__INSTRUCTIONS FOR THE TASK__
Pick up the piece on the film "Cold Mountain" right after its last sentence and keep writing it in the same voice.

__GIVEN PASSAGE__
Cold Mountain | Eastern North Carolina Now

    Publisher's note: (updated June 20, 2020) With all the "Woke" whining by Democratic Socialist children, and their petulent chronological adult cohorts, I am drawn today to a real story about a hard time that conditioned our people by a pivotal point in our past to be a better, stronger people. Seeing "Cold Mountain" for about the fourth time was as wonderful an experience as I remembered it to be the last time I sat for this film, and the music is most outstanding, which will always be a hook for me.

    
As Salmon Struggle to Return to the Place of their Origin ... so Must Inman

    Whenever I am drawn into a discussion about whether the film, "Cold Mountain," is better than the novel by Charles Frazier, the film always loses. That's understandable, considering that Frazier's Cold Mountain is one of the very best examples of great American Literature from the 20th Century, and let's be clear about this one thing: the United States was no slouch in this time period. The prose in this fabulous novel is some of the best ever written as it measures the absolute devotion, that drives one man to the brink of his own demise, as he struggles to rejoin his one true love.

    It is a tale of devoted passion, and to what extent the animal instinctual urge to procreate will drive a man to consummate that insatiable need. W.P. Inman, perfectly portrayed by Jude Law, knew he would love Ada Monroe, passionately played by Nicole Kidman, from the first time he knew of her existence in the Cold Mountain community. Ada slowly realizes that she is drawn to the quiet, purposeful Inman, and all seems right in their budding relationship until the War Between the States intervenes.

__DATA LINES__
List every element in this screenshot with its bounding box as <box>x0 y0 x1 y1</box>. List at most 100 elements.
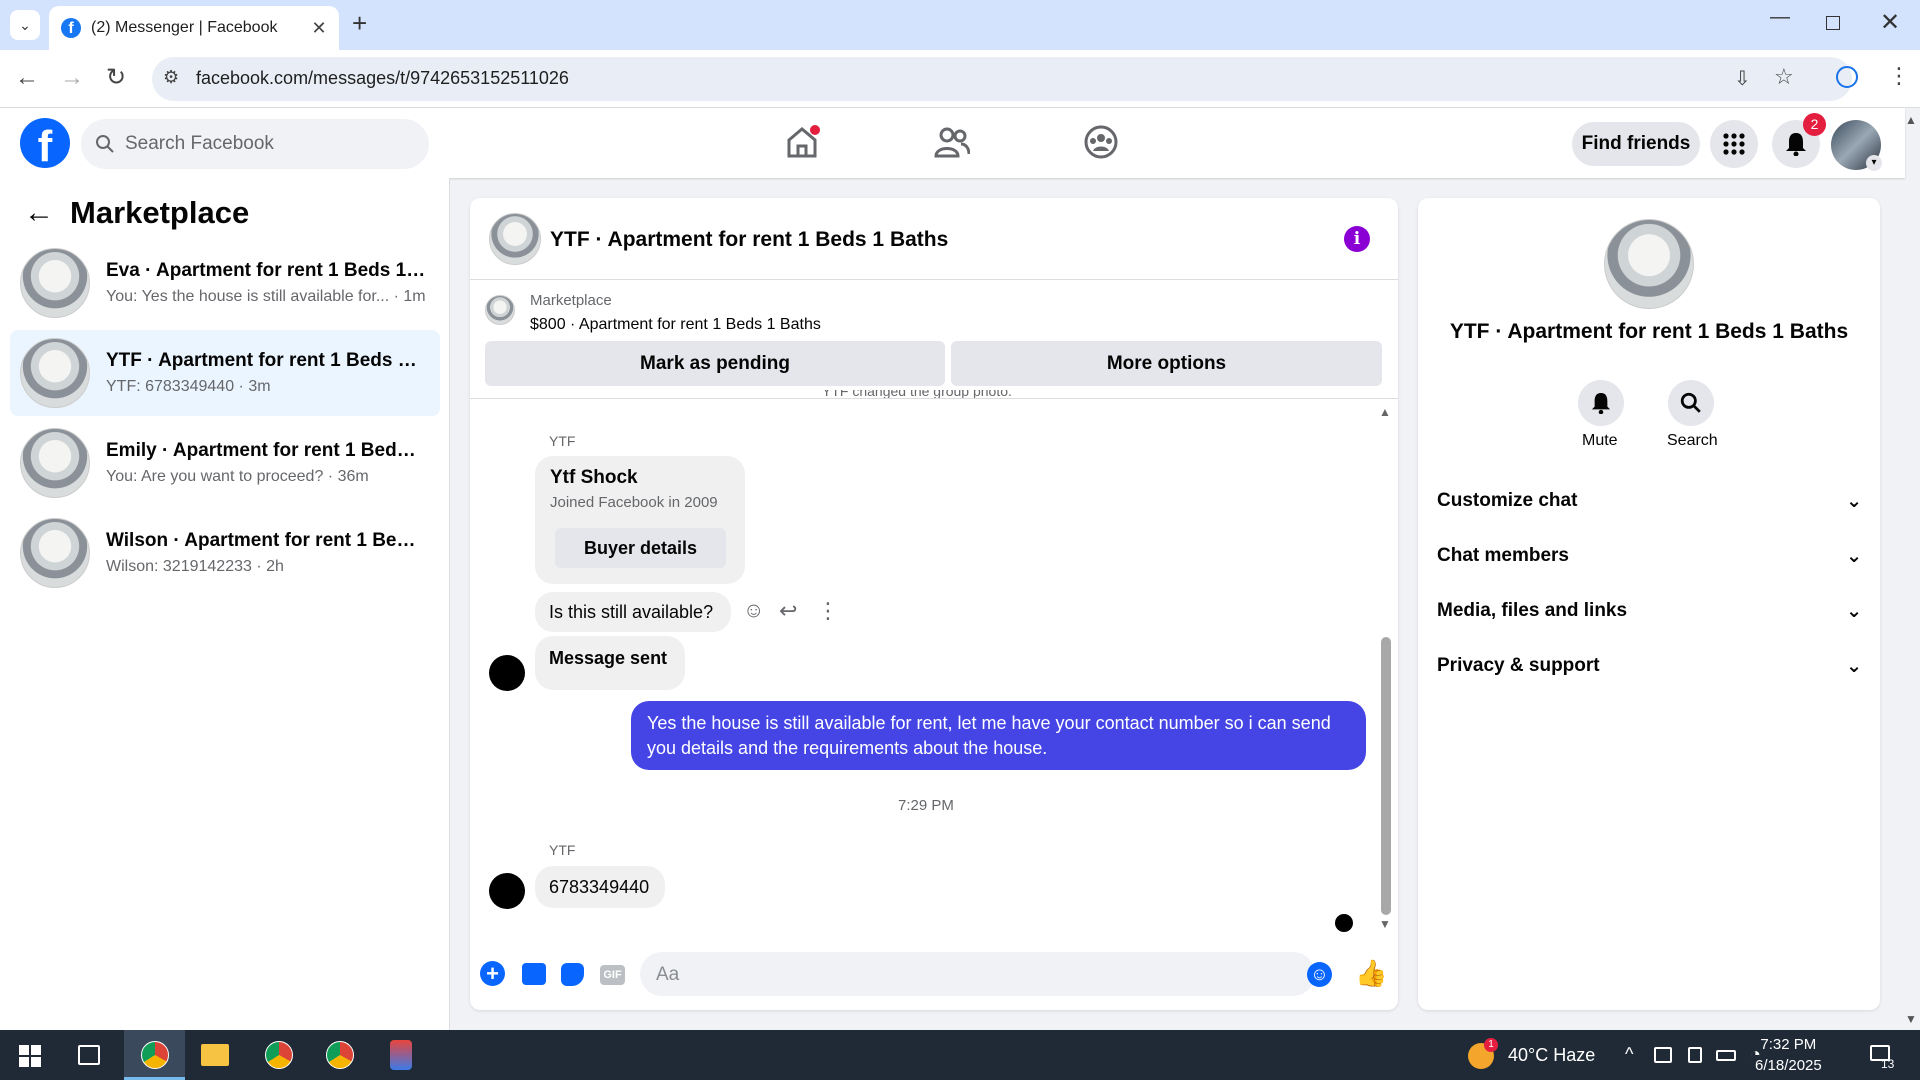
windows-start-icon[interactable] <box>19 1045 41 1067</box>
friends-icon[interactable] <box>934 124 970 160</box>
tray-app-icon[interactable] <box>1654 1047 1672 1063</box>
bookmark-star-icon[interactable]: ☆ <box>1774 64 1794 90</box>
listing-thumbnail <box>485 295 515 325</box>
menu-grid-button[interactable] <box>1710 120 1758 168</box>
message-timestamp: 7:29 PM <box>898 797 954 814</box>
chat-members-row[interactable]: Chat members ⌄ <box>1437 545 1862 568</box>
reload-icon[interactable]: ↻ <box>106 63 126 92</box>
file-explorer-icon[interactable] <box>201 1044 229 1066</box>
back-arrow-icon[interactable]: ← <box>24 196 54 230</box>
media-files-links-row[interactable]: Media, files and links ⌄ <box>1437 600 1862 623</box>
conversation-item[interactable]: Emily · Apartment for rent 1 Beds 1... Yo… <box>10 420 440 506</box>
chevron-down-icon: ⌄ <box>1846 546 1862 567</box>
new-tab-icon[interactable]: + <box>352 8 367 39</box>
conversation-snippet: You: Yes the house is still available fo… <box>106 288 426 305</box>
close-tab-icon[interactable]: ✕ <box>309 18 329 39</box>
snipping-tool-icon[interactable] <box>390 1040 412 1070</box>
scroll-up-arrow-icon[interactable]: ▲ <box>1379 405 1391 419</box>
restore-icon[interactable] <box>1826 16 1840 30</box>
photo-icon[interactable] <box>522 963 546 985</box>
close-window-icon[interactable]: ✕ <box>1880 8 1900 37</box>
message-input[interactable]: Aa <box>640 952 1315 996</box>
page-scroll-up-icon[interactable]: ▲ <box>1905 113 1917 127</box>
search-in-chat-button[interactable] <box>1668 380 1714 426</box>
conversation-item-active[interactable]: YTF · Apartment for rent 1 Beds 1 ... YTF… <box>10 330 440 416</box>
forward-icon[interactable]: → <box>60 64 84 92</box>
chat-thumbnail[interactable] <box>489 213 541 265</box>
time: 7:32 PM <box>1760 1036 1817 1053</box>
seen-indicator <box>1335 914 1353 932</box>
customize-chat-row[interactable]: Customize chat ⌄ <box>1437 490 1862 513</box>
site-info-icon[interactable]: ⚙ <box>163 67 179 88</box>
weather-text[interactable]: 40°C Haze <box>1508 1045 1595 1066</box>
search-icon <box>1680 392 1701 413</box>
tab-search-icon[interactable]: ⌄ <box>10 10 40 40</box>
section-label: Chat members <box>1437 545 1569 566</box>
divider <box>470 398 1398 399</box>
browser-menu-icon[interactable]: ⋮ <box>1888 63 1910 89</box>
add-icon[interactable]: + <box>480 961 505 986</box>
listing-thumbnail <box>20 338 90 408</box>
profile-joined: Joined Facebook in 2009 <box>550 494 718 511</box>
browser-tab[interactable]: f (2) Messenger | Facebook ✕ <box>49 6 339 50</box>
url-text[interactable]: facebook.com/messages/t/9742653152511026 <box>196 68 569 89</box>
install-app-icon[interactable]: ⇩ <box>1734 66 1751 91</box>
sender-avatar[interactable] <box>489 655 525 691</box>
like-thumb-icon[interactable]: 👍 <box>1355 958 1387 989</box>
tab-title: (2) Messenger | Facebook <box>91 19 278 36</box>
listing-thumbnail <box>20 248 90 318</box>
back-icon[interactable]: ← <box>15 64 39 92</box>
chevron-down-icon[interactable]: ▾ <box>1866 155 1882 171</box>
notification-count-badge: 13 <box>1881 1057 1895 1071</box>
message-text: 6783349440 <box>549 877 650 897</box>
chrome-profile-icon[interactable] <box>326 1041 354 1069</box>
groups-icon[interactable] <box>1083 124 1119 160</box>
buyer-details-button[interactable]: Buyer details <box>555 528 726 568</box>
conversation-name: Emily · Apartment for rent 1 Beds 1... <box>106 440 426 461</box>
tray-chevron-icon[interactable]: ^ <box>1625 1044 1633 1065</box>
facebook-favicon-icon: f <box>61 18 81 38</box>
message-text: Message sent <box>549 648 668 668</box>
sent-message-bubble[interactable]: Yes the house is still available for ren… <box>631 701 1366 770</box>
chat-title[interactable]: YTF · Apartment for rent 1 Beds 1 Baths <box>550 228 948 252</box>
chevron-down-icon: ⌄ <box>1846 601 1862 622</box>
profile-icon[interactable] <box>1836 66 1858 88</box>
chat-photo[interactable] <box>1604 219 1694 309</box>
sender-name: YTF <box>549 842 576 858</box>
page-scroll-down-icon[interactable]: ▼ <box>1905 1012 1917 1026</box>
chevron-down-icon: ⌄ <box>1846 656 1862 677</box>
conversation-item[interactable]: Eva · Apartment for rent 1 Beds 1 B... Yo… <box>10 240 440 326</box>
profile-name[interactable]: Ytf Shock <box>550 467 638 489</box>
find-friends-button[interactable]: Find friends <box>1572 122 1700 166</box>
reply-icon[interactable]: ↩ <box>779 598 797 624</box>
task-view-icon[interactable] <box>78 1045 100 1065</box>
scroll-down-arrow-icon[interactable]: ▼ <box>1379 917 1391 931</box>
mute-button[interactable] <box>1578 380 1624 426</box>
conversation-item[interactable]: Wilson · Apartment for rent 1 Beds... Wil… <box>10 510 440 596</box>
listing-thumbnail <box>20 518 90 588</box>
react-icon[interactable]: ☺ <box>743 599 764 623</box>
gif-icon[interactable]: GIF <box>600 965 625 985</box>
chat-scrollbar[interactable] <box>1381 637 1391 915</box>
emoji-icon[interactable]: ☺ <box>1307 962 1332 987</box>
info-icon[interactable]: i <box>1344 226 1370 252</box>
tray-device-icon[interactable] <box>1688 1047 1702 1063</box>
weather-badge: 1 <box>1484 1038 1498 1052</box>
message-text: Is this still available? <box>549 602 714 622</box>
clock[interactable]: 7:32 PM 6/18/2025 <box>1755 1034 1822 1076</box>
chrome-profile-icon[interactable] <box>265 1041 293 1069</box>
battery-icon[interactable] <box>1716 1050 1736 1061</box>
minimize-icon[interactable]: — <box>1770 6 1790 29</box>
privacy-support-row[interactable]: Privacy & support ⌄ <box>1437 655 1862 678</box>
mark-as-pending-button[interactable]: Mark as pending <box>485 341 945 386</box>
home-icon[interactable] <box>784 124 820 160</box>
facebook-logo[interactable]: f <box>20 118 70 168</box>
system-note: YTF changed the group photo. <box>822 390 1012 398</box>
listing-title[interactable]: $800 · Apartment for rent 1 Beds 1 Baths <box>530 316 821 334</box>
more-options-button[interactable]: More options <box>951 341 1382 386</box>
facebook-search[interactable]: Search Facebook <box>81 119 429 169</box>
sidebar-title: Marketplace <box>70 195 250 230</box>
more-actions-icon[interactable]: ⋮ <box>817 598 839 624</box>
sender-avatar[interactable] <box>489 873 525 909</box>
conversation-name: YTF · Apartment for rent 1 Beds 1 ... <box>106 350 426 371</box>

__EXERCISE OUTPUT__
    "Three cheers for North Carolina! Three cheers for the South," could be heard all about the grounds of the community's chapel as their service was interrupted by the announcement of North Carolina's secession from the Union. The ecstatic pronouncements of "We have our war!", and "It will be over in a few months.", would be replaced by the agony of death upon the battlefields and the desperation of want for the many and the neglect of the farms for everyone else. It was the South's darkest hour after over three years of war, and very few of the incredibly ecstatic young men who left the fictional town of Cold Mountain for the adventure of war would not be coming home.

Inman meeting Ada for the second time. She is taken by his humility: Above. The Reverend Monroe and devoted daughter, Ada: Bel
ow.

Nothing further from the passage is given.